- _Set exercise_
Starting with the line that contains "panel-d-label: (d) [185,540,198,552]" and continuing through the line that contains "ytick-a-35: 35°N [123,90,148,102]", recast those lines of the items as a JSON list of strings, one string per line, with any blank lines left out.

— Start Stored records —

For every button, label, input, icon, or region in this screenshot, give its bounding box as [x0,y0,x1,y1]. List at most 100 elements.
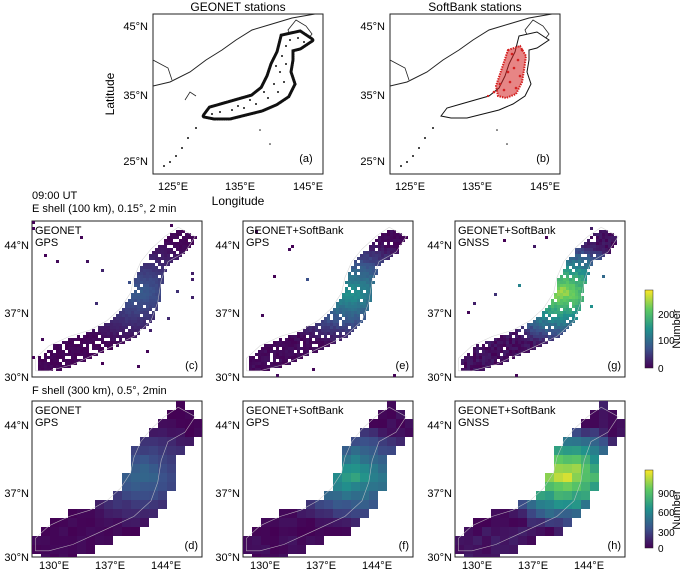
panel-d-label: (d) [185,540,198,552]
panel-d-title-line1: GEONET [35,405,82,417]
panel-c-ytick-1: 37°N [4,308,29,320]
row1-shell: E shell (100 km), 0.15°, 2 min [32,203,176,215]
panel-f-xtick-2: 144°E [362,560,392,569]
panel-g-title-line1: GEONET+SoftBank [458,225,556,237]
panel-b-map [390,14,553,167]
panel-e-coastline [246,226,407,372]
panel-e-title-line1: GEONET+SoftBank [246,225,344,237]
panel-f-xtick-1: 137°E [306,560,336,569]
colorbar-2-label: Number [671,490,683,529]
ytick-a-45: 45°N [123,21,148,33]
station-dots-a [211,37,305,115]
panel-d-ytick-2: 30°N [4,552,29,564]
panel-f-ytick-2: 30°N [215,552,240,564]
panel-h-ytick-2: 30°N [427,552,452,564]
panel-g-ytick-2: 30°N [427,372,452,384]
colorbar-1-tick-200: 200 [658,310,675,321]
panel-d-xtick-1: 137°E [95,560,125,569]
panel-f-cells [243,401,413,557]
panel-h-ytick-0: 44°N [427,420,452,432]
coastline-peninsula-a [184,91,197,101]
panel-h-title-line1: GEONET+SoftBank [458,405,556,417]
row1-time: 09:00 UT [32,190,78,202]
panel-h-label: (h) [608,540,621,552]
panel-d-xtick-0: 130°E [39,560,69,569]
panel-f-title-line1: GEONET+SoftBank [246,405,344,417]
top-axes: 45°N 35°N 25°N 45°N 35°N 25°N 125°E 135°… [103,21,560,208]
colorbar-1-label: Number [671,309,683,348]
panel-c-label: (c) [185,360,198,372]
colorbar-1-tick-100: 100 [658,336,675,347]
ytick-a-35: 35°N [123,90,148,102]
panel-d-xtick-2: 144°E [151,560,181,569]
islands-b [400,127,508,167]
panel-b-label: (b) [536,153,549,165]
xtick-b-145: 145°E [530,181,560,193]
panel-g-cells [461,227,617,377]
panel-d-title-line2: GPS [35,417,58,429]
x-axis-label: Longitude [212,194,265,208]
coastline-asia-a [153,14,316,87]
panel-b-title: SoftBank stations [428,0,521,14]
panel-f-ytick-1: 37°N [215,488,240,500]
xtick-a-145: 145°E [293,181,323,193]
panel-h-xtick-1: 137°E [518,560,548,569]
colorbar-2-tick-900: 900 [658,489,675,500]
y-axis-label: Latitude [103,72,117,115]
xtick-a-125: 125°E [158,181,188,193]
panel-f-label: (f) [399,540,409,552]
panel-e-ytick-0: 44°N [215,240,240,252]
panel-h-title-line2: GNSS [458,417,489,429]
panel-a-title: GEONET stations [190,0,285,14]
panel-a-label: (a) [299,153,312,165]
xtick-b-135: 135°E [462,181,492,193]
colorbar-2-gradient [644,469,654,549]
panel-c-coastline [35,226,196,372]
panel-g-title-line2: GNSS [458,237,489,249]
row2-shell: F shell (300 km), 0.5°, 2min [32,385,167,397]
colorbar-1-gradient [644,289,654,369]
colorbar-1-tick-0: 0 [658,364,664,375]
colorbar-1: 200 100 0 Number [644,289,683,375]
panel-e-cells [249,230,408,377]
panel-e-title-line2: GPS [246,237,269,249]
panel-c-ytick-0: 44°N [4,240,29,252]
ytick-b-35: 35°N [360,90,385,102]
coastline-asia-b [390,14,553,87]
panel-d-coastline [35,406,196,552]
panel-c-title-line2: GPS [35,237,58,249]
panel-b: SoftBank stations (b) [389,0,561,175]
panel-c-ytick-2: 30°N [4,372,29,384]
ytick-a-25: 25°N [123,156,148,168]
panel-e-ytick-1: 37°N [215,308,240,320]
islands-a [163,127,271,167]
ytick-b-45: 45°N [360,21,385,33]
panel-g-ytick-1: 37°N [427,308,452,320]
panel-e-ytick-2: 30°N [215,372,240,384]
panel-h-ytick-1: 37°N [427,488,452,500]
panel-f-xtick-0: 130°E [250,560,280,569]
colorbar-2-tick-600: 600 [658,508,675,519]
coastline-korea-b [390,59,410,81]
colorbar-2: 900 600 300 0 Number [644,469,683,555]
panel-g-ytick-0: 44°N [427,240,452,252]
panel-f-coastline [246,406,407,552]
panel-h-xtick-2: 144°E [574,560,604,569]
xtick-a-135: 135°E [225,181,255,193]
coastline-korea-a [153,59,173,81]
panel-f-ytick-0: 44°N [215,420,240,432]
panel-c-title-line1: GEONET [35,225,82,237]
panel-h-coastline [458,406,619,552]
panel-g-label: (g) [608,360,621,372]
panel-f-title-line2: GPS [246,417,269,429]
panel-d-ytick-1: 37°N [4,488,29,500]
xtick-b-125: 125°E [395,181,425,193]
panel-a: GEONET stations (a) [152,0,324,175]
panel-d-ytick-0: 44°N [4,420,29,432]
japan-outline-a [203,31,313,119]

— End Stored records —

- _Written reply_
[
  "panel-d-label: (d) [185,540,198,552]",
  "panel-d-title-line1: GEONET [35,405,82,417]",
  "panel-c-ytick-1: 37°N [4,308,29,320]",
  "row1-shell: E shell (100 km), 0.15°, 2 min [32,203,176,215]",
  "panel-f-xtick-2: 144°E [362,560,392,569]",
  "panel-g-title-line1: GEONET+SoftBank [458,225,556,237]",
  "panel-b-map [390,14,553,167]",
  "panel-e-coastline [246,226,407,372]",
  "panel-e-title-line1: GEONET+SoftBank [246,225,344,237]",
  "panel-f-xtick-1: 137°E [306,560,336,569]",
  "colorbar-2-label: Number [671,490,683,529]",
  "ytick-a-45: 45°N [123,21,148,33]",
  "station-dots-a [211,37,305,115]",
  "panel-d-ytick-2: 30°N [4,552,29,564]",
  "panel-f-ytick-2: 30°N [215,552,240,564]",
  "panel-h-ytick-2: 30°N [427,552,452,564]",
  "panel-g-ytick-2: 30°N [427,372,452,384]",
  "colorbar-1-tick-200: 200 [658,310,675,321]",
  "panel-d-xtick-1: 137°E [95,560,125,569]",
  "panel-f-cells [243,401,413,557]",
  "panel-h-ytick-0: 44°N [427,420,452,432]",
  "coastline-peninsula-a [184,91,197,101]",
  "panel-h-title-line1: GEONET+SoftBank [458,405,556,417]",
  "row1-time: 09:00 UT [32,190,78,202]",
  "panel-h-label: (h) [608,540,621,552]",
  "panel-d-xtick-0: 130°E [39,560,69,569]",
  "panel-f-title-line1: GEONET+SoftBank [246,405,344,417]",
  "top-axes: 45°N 35°N 25°N 45°N 35°N 25°N 125°E 135°… [103,21,560,208]",
  "colorbar-1-label: Number [671,309,683,348]",
  "panel-c-label: (c) [185,360,198,372]",
  "colorbar-1-tick-100: 100 [658,336,675,347]",
  "ytick-a-35: 35°N [123,90,148,102]"
]